OBJECTIVE:
Your answer should be a single number: the count of lines holding the word "values".

RECORD EXCERPTS:
----------

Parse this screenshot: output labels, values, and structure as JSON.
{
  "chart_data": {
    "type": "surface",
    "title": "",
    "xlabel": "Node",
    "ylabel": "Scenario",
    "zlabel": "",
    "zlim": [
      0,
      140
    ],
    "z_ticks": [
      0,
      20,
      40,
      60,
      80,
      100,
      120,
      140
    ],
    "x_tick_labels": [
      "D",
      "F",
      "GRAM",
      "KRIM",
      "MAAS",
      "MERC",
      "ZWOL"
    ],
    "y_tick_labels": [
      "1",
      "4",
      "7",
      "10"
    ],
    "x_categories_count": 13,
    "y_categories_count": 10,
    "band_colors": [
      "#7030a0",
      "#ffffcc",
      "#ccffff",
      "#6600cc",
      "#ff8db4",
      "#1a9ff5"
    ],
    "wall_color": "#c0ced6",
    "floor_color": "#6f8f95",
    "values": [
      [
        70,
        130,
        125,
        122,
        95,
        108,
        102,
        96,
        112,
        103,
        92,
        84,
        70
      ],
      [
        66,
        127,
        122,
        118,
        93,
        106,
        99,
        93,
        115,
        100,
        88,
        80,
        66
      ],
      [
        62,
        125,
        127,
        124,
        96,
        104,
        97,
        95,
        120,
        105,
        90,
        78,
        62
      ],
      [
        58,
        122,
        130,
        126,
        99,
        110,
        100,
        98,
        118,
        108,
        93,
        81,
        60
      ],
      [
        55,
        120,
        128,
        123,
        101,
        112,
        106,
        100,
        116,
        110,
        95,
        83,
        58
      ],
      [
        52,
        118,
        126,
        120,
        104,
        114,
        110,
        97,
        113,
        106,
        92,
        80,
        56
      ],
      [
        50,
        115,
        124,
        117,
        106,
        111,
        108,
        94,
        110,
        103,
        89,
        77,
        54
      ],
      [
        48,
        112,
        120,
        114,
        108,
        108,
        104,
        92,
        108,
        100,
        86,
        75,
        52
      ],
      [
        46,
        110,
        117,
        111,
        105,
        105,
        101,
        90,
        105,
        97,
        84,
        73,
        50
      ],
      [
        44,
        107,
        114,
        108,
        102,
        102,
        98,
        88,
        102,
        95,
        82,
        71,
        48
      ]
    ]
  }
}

----------

ANSWER TO THE PROBLEM:
2